[SHORT EXERCISE]:
Below are the records; collect from them each line containing the string "занятий".

⁂

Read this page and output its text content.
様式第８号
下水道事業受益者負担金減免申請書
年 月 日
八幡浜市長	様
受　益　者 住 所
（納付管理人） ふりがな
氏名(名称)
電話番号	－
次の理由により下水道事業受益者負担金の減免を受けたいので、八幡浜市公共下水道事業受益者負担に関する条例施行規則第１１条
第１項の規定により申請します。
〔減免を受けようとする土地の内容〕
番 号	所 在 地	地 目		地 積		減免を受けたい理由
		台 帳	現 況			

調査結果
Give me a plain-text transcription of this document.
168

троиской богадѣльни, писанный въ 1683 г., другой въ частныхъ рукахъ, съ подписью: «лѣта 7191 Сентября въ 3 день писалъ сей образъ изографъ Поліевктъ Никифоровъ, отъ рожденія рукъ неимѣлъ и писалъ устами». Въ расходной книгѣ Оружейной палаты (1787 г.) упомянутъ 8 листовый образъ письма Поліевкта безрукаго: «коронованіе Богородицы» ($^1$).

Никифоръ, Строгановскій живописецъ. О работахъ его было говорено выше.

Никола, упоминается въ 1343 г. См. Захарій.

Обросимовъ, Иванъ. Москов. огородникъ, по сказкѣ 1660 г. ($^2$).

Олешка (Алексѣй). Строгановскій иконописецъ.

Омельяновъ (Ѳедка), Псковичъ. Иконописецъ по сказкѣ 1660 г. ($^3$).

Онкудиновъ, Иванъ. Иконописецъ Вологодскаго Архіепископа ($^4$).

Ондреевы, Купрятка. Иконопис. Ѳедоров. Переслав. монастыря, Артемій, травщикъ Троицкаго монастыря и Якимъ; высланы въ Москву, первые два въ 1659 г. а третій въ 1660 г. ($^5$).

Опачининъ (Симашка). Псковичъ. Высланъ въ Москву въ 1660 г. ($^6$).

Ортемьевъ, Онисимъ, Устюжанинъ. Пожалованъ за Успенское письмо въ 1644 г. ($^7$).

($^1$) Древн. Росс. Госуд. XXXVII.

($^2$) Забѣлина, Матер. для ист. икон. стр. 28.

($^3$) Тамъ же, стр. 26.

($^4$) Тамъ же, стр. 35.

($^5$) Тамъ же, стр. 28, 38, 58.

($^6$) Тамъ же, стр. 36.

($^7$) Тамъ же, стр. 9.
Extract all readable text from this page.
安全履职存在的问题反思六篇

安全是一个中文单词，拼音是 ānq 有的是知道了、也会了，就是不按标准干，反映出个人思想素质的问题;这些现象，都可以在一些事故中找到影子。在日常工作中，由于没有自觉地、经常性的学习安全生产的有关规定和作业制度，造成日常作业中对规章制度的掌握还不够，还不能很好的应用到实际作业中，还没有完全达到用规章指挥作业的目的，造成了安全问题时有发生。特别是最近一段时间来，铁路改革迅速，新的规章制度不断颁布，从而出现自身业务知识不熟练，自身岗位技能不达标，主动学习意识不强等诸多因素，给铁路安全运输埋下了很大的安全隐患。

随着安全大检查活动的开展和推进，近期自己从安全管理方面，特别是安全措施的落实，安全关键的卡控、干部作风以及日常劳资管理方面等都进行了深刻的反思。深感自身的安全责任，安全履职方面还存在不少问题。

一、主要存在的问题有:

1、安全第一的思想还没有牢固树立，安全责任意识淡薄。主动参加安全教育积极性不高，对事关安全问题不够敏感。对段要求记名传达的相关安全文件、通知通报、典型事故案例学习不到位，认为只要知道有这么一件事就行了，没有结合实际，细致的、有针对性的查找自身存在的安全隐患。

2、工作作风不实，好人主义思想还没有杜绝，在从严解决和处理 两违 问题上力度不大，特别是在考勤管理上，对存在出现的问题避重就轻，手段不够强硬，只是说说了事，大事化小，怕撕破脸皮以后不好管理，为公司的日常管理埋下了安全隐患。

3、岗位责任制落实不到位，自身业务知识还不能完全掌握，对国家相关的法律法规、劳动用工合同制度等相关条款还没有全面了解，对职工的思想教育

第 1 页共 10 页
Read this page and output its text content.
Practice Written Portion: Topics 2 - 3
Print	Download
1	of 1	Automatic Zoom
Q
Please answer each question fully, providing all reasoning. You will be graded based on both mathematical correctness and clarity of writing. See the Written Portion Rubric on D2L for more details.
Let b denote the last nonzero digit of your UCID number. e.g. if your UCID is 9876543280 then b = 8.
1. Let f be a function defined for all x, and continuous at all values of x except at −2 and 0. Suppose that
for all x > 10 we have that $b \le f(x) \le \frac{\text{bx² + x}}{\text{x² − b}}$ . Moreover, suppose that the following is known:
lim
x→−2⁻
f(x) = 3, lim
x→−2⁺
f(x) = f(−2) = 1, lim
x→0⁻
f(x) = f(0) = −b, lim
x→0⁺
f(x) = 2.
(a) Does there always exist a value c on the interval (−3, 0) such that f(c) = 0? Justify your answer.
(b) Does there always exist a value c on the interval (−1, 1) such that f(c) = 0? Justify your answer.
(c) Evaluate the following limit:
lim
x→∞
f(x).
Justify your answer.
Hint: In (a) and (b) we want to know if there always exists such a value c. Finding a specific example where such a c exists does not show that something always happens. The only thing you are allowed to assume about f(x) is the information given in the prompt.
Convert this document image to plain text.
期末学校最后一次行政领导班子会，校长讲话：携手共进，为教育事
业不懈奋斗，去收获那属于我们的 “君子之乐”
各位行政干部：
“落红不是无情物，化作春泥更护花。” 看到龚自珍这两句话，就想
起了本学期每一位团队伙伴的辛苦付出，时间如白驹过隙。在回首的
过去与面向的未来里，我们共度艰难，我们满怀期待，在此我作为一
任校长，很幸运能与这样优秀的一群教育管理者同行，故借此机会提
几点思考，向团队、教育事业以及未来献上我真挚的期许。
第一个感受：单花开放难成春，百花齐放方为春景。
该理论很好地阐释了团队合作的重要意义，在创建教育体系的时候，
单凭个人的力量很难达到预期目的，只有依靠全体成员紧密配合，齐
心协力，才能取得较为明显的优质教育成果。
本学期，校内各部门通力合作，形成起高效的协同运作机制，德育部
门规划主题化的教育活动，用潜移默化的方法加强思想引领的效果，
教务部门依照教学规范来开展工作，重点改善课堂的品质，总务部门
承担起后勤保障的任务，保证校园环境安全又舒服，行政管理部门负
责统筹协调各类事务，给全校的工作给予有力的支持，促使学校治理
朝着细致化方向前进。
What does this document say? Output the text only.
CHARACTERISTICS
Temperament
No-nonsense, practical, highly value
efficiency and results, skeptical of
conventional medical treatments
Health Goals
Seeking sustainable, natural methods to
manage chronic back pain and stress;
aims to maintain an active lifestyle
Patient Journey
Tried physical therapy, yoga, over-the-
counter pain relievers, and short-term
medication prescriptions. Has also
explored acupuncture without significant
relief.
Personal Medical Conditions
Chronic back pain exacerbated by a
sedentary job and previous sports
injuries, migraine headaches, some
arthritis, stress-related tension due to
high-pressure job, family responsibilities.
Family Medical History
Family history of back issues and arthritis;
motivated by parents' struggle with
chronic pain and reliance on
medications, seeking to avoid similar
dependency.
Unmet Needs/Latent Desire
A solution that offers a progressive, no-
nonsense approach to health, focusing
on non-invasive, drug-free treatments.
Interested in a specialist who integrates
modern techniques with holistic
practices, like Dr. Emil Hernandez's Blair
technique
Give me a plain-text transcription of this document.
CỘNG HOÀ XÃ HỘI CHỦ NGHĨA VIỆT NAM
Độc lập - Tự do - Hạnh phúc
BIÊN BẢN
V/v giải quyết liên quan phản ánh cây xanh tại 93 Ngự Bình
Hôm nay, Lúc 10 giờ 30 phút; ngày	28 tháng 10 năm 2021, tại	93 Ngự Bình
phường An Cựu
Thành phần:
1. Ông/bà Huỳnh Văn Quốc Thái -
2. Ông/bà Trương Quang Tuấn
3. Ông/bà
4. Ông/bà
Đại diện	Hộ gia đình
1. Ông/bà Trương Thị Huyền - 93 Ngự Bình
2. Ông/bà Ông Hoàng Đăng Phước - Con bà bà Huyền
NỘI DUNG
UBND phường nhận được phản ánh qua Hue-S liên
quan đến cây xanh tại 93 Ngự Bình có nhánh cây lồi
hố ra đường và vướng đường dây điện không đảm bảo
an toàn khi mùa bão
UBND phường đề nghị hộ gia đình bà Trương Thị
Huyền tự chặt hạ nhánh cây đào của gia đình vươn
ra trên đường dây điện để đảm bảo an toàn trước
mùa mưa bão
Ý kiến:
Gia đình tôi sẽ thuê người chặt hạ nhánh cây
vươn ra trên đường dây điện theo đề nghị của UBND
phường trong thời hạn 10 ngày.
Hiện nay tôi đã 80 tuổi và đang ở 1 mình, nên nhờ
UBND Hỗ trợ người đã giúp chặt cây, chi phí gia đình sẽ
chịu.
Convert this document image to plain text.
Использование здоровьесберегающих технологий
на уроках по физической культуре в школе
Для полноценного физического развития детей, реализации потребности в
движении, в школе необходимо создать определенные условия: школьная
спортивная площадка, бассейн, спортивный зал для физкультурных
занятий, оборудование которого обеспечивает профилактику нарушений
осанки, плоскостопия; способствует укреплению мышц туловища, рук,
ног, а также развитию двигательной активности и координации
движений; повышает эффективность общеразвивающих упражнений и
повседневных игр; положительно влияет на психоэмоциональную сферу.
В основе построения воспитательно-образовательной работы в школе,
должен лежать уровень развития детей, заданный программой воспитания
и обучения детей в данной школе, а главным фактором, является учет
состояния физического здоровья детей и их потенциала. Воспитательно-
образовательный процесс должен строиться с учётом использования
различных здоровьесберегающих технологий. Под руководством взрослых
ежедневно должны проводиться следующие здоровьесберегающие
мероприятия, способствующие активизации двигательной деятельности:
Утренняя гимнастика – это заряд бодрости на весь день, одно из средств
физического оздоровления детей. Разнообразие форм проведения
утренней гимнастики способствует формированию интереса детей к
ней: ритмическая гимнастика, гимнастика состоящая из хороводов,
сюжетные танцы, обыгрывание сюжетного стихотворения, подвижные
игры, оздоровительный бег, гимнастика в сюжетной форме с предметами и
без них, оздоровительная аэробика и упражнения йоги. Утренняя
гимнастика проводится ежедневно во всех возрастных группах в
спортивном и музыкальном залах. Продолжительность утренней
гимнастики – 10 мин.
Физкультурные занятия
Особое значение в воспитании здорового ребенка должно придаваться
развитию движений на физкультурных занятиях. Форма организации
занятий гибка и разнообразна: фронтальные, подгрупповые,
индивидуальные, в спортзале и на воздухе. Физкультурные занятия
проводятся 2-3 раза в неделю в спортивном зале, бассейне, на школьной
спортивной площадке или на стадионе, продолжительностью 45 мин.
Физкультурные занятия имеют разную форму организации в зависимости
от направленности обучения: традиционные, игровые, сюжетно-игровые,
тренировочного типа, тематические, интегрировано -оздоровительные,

⁂

[THE OUTPUT]:
занятий, оборудование которого обеспечивает профилактику нарушений
занятий гибка и разнообразна: фронтальные, подгрупповые,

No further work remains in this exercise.